# [TO DO]
Search the material and gather each line with "consumption" in it.

(Stored data entries)
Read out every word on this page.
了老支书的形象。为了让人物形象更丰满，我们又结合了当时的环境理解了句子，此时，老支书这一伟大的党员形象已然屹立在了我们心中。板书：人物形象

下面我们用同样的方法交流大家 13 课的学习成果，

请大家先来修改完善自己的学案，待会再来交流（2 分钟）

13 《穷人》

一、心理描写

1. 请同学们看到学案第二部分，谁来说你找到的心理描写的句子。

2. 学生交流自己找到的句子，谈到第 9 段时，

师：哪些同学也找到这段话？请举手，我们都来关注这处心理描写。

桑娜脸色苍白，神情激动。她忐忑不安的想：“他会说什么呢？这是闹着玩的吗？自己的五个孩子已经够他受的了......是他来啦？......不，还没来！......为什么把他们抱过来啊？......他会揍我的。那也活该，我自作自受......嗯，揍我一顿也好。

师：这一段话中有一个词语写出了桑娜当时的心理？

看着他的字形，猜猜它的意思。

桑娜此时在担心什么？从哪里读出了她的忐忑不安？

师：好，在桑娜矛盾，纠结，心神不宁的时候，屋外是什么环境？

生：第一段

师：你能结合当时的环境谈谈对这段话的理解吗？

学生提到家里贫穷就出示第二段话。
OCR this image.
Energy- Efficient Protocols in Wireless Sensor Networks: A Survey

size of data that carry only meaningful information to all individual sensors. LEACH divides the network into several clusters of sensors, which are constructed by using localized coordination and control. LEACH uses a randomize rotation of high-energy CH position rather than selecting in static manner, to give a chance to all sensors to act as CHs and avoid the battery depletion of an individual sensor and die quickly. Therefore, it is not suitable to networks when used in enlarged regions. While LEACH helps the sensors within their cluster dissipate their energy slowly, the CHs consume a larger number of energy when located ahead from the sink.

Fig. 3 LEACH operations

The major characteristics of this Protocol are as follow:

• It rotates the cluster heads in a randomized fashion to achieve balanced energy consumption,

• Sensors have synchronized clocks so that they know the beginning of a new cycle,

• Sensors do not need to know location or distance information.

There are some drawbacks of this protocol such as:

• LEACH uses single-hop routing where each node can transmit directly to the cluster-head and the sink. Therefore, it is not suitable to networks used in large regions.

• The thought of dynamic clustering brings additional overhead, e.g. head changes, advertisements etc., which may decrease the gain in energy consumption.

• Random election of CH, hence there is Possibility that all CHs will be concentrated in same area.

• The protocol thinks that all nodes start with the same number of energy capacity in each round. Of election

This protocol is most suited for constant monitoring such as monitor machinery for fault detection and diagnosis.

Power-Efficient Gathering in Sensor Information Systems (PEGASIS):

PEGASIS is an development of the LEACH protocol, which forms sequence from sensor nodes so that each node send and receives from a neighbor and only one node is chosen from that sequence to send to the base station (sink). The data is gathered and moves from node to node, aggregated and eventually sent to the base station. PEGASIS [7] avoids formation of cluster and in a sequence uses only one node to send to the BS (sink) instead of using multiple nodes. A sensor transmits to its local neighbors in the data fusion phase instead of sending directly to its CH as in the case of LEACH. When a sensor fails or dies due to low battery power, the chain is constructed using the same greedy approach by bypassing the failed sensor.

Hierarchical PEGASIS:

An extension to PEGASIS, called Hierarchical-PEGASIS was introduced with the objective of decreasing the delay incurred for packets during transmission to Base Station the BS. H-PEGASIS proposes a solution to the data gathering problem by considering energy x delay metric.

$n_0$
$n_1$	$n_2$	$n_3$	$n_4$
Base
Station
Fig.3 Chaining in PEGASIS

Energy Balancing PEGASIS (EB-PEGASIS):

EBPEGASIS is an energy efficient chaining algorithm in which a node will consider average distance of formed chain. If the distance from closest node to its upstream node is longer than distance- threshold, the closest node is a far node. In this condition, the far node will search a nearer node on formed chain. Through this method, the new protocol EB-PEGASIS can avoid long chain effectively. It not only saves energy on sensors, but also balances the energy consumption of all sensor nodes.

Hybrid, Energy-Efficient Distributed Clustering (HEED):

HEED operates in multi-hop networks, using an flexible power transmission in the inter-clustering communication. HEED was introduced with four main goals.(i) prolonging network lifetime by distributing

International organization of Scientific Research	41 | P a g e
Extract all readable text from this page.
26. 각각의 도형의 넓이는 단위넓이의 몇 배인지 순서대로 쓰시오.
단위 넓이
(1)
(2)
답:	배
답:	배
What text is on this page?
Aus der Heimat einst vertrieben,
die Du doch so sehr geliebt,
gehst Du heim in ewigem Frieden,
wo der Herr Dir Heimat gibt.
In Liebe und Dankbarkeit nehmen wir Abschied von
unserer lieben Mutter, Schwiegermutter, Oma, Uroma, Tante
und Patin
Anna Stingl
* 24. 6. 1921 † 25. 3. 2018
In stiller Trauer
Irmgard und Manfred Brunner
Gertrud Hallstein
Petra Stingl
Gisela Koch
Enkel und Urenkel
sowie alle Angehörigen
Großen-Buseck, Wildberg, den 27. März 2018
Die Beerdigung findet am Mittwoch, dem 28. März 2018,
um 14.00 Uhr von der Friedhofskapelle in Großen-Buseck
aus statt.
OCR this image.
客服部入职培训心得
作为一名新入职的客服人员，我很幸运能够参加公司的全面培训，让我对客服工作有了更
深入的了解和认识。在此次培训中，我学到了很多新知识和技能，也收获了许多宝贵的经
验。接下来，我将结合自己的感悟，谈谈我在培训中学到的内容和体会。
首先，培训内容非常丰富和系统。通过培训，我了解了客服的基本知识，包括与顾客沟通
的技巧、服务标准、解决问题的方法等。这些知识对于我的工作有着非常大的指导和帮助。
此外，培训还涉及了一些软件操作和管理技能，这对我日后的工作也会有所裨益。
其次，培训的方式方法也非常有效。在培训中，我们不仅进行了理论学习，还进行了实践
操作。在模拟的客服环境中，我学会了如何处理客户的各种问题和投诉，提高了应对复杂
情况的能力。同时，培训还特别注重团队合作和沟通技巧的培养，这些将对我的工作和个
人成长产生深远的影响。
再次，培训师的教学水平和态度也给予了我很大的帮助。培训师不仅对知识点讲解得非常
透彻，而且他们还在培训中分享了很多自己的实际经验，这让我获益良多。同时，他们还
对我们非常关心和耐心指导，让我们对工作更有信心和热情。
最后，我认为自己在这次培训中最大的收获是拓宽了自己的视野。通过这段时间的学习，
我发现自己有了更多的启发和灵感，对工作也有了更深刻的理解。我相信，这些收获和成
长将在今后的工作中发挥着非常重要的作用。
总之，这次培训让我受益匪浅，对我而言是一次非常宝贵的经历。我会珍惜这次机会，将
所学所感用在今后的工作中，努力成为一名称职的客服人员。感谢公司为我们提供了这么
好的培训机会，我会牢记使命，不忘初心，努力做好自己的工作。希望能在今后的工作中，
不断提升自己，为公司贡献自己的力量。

# [EXERCISE OUTPUT]
• It rotates the cluster heads in a randomized fashion to achieve balanced energy consumption,
• The thought of dynamic clustering brings additional overhead, e.g. head changes, advertisements etc., which may decrease the gain in energy consumption.
EBPEGASIS is an energy efficient chaining algorithm in which a node will consider average distance of formed chain. If the distance from closest node to its upstream node is longer than distance- threshold, the closest node is a far node. In this condition, the far node will search a nearer node on formed chain. Through this method, the new protocol EB-PEGASIS can avoid long chain effectively. It not only saves energy on sensors, but also balances the energy consumption of all sensor nodes.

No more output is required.